[begin Records supplied]

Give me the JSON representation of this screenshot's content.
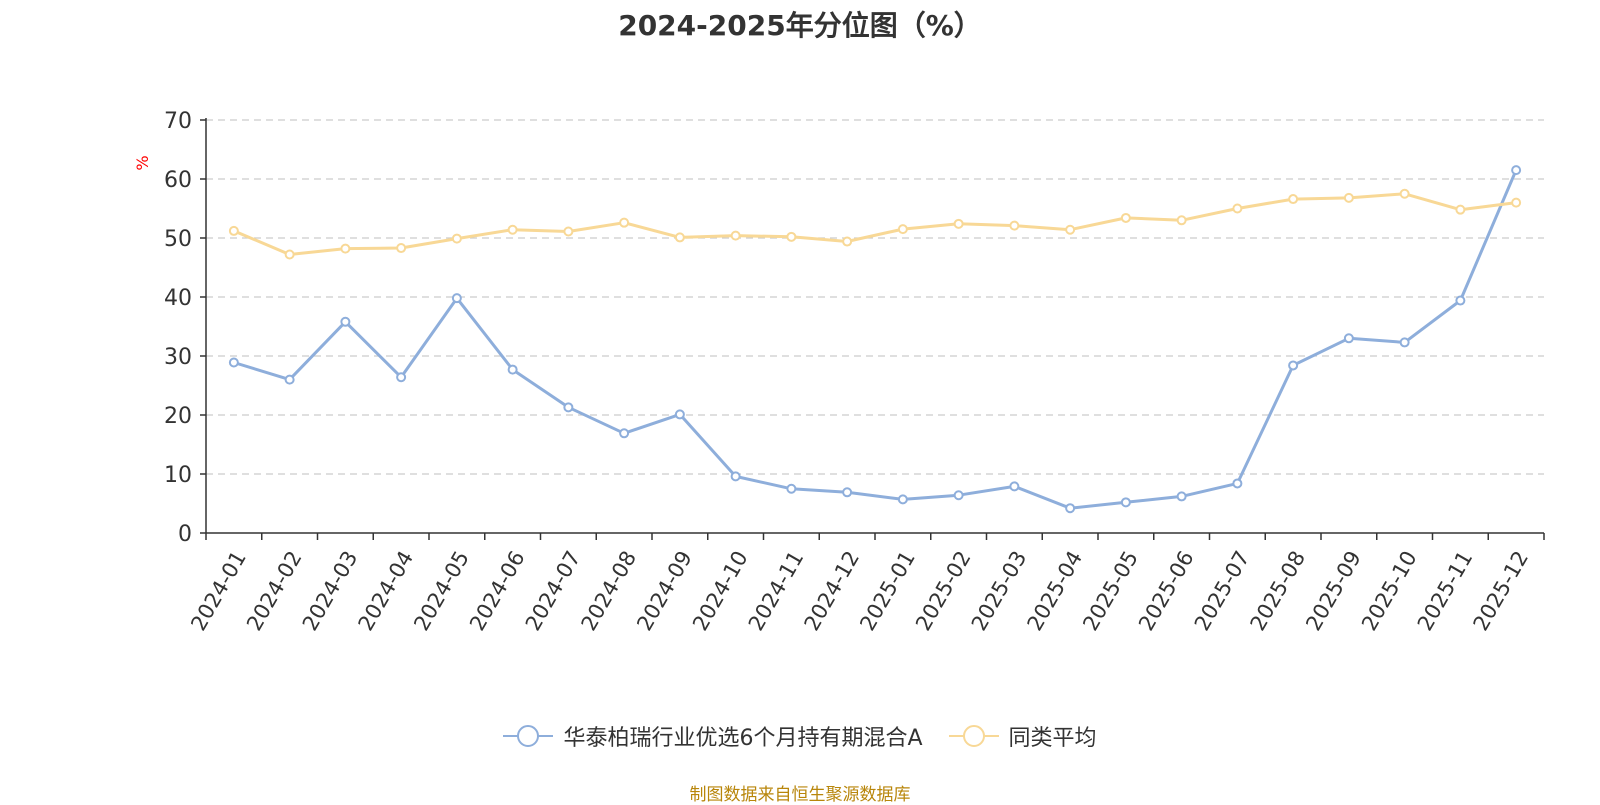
{
  "chart_data": {
    "type": "line",
    "title": "2024-2025年分位图（%）",
    "ylabel": "%",
    "xlabel": "",
    "ylim": [
      0,
      70
    ],
    "yticks": [
      0,
      10,
      20,
      30,
      40,
      50,
      60,
      70
    ],
    "grid": true,
    "legend_position": "bottom-center",
    "categories": [
      "2024-01",
      "2024-02",
      "2024-03",
      "2024-04",
      "2024-05",
      "2024-06",
      "2024-07",
      "2024-08",
      "2024-09",
      "2024-10",
      "2024-11",
      "2024-12",
      "2025-01",
      "2025-02",
      "2025-03",
      "2025-04",
      "2025-05",
      "2025-06",
      "2025-07",
      "2025-08",
      "2025-09",
      "2025-10",
      "2025-11",
      "2025-12"
    ],
    "series": [
      {
        "name": "华泰柏瑞行业优选6个月持有期混合A",
        "color": "#8eaedb",
        "values": [
          28.9,
          26.0,
          35.8,
          26.4,
          39.8,
          27.7,
          21.3,
          16.9,
          20.1,
          9.6,
          7.5,
          6.9,
          5.7,
          6.4,
          7.9,
          4.2,
          5.2,
          6.2,
          8.4,
          28.4,
          33.0,
          32.3,
          39.4,
          61.5
        ]
      },
      {
        "name": "同类平均",
        "color": "#f8d896",
        "values": [
          51.2,
          47.2,
          48.2,
          48.3,
          49.9,
          51.4,
          51.1,
          52.6,
          50.1,
          50.4,
          50.2,
          49.4,
          51.5,
          52.4,
          52.1,
          51.4,
          53.4,
          53.0,
          55.0,
          56.6,
          56.8,
          57.5,
          54.8,
          56.0
        ]
      }
    ]
  },
  "footer": {
    "source_text": "制图数据来自恒生聚源数据库"
  },
  "colors": {
    "axis": "#333333",
    "grid": "#cccccc",
    "ylabel": "#ff0000",
    "source": "#b8860b"
  }
}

[end Records supplied]

◆ Problem
Images in the records should not be copied. Repeat all the rest exactly.

◆ Solution to this problem
Give me the JSON representation of this screenshot's content.
{
  "chart_data": {
    "type": "line",
    "title": "2024-2025年分位图（%）",
    "ylabel": "%",
    "xlabel": "",
    "ylim": [
      0,
      70
    ],
    "yticks": [
      0,
      10,
      20,
      30,
      40,
      50,
      60,
      70
    ],
    "grid": true,
    "legend_position": "bottom-center",
    "categories": [
      "2024-01",
      "2024-02",
      "2024-03",
      "2024-04",
      "2024-05",
      "2024-06",
      "2024-07",
      "2024-08",
      "2024-09",
      "2024-10",
      "2024-11",
      "2024-12",
      "2025-01",
      "2025-02",
      "2025-03",
      "2025-04",
      "2025-05",
      "2025-06",
      "2025-07",
      "2025-08",
      "2025-09",
      "2025-10",
      "2025-11",
      "2025-12"
    ],
    "series": [
      {
        "name": "华泰柏瑞行业优选6个月持有期混合A",
        "color": "#8eaedb",
        "values": [
          28.9,
          26.0,
          35.8,
          26.4,
          39.8,
          27.7,
          21.3,
          16.9,
          20.1,
          9.6,
          7.5,
          6.9,
          5.7,
          6.4,
          7.9,
          4.2,
          5.2,
          6.2,
          8.4,
          28.4,
          33.0,
          32.3,
          39.4,
          61.5
        ]
      },
      {
        "name": "同类平均",
        "color": "#f8d896",
        "values": [
          51.2,
          47.2,
          48.2,
          48.3,
          49.9,
          51.4,
          51.1,
          52.6,
          50.1,
          50.4,
          50.2,
          49.4,
          51.5,
          52.4,
          52.1,
          51.4,
          53.4,
          53.0,
          55.0,
          56.6,
          56.8,
          57.5,
          54.8,
          56.0
        ]
      }
    ]
  },
  "footer": {
    "source_text": "制图数据来自恒生聚源数据库"
  },
  "colors": {
    "axis": "#333333",
    "grid": "#cccccc",
    "ylabel": "#ff0000",
    "source": "#b8860b"
  }
}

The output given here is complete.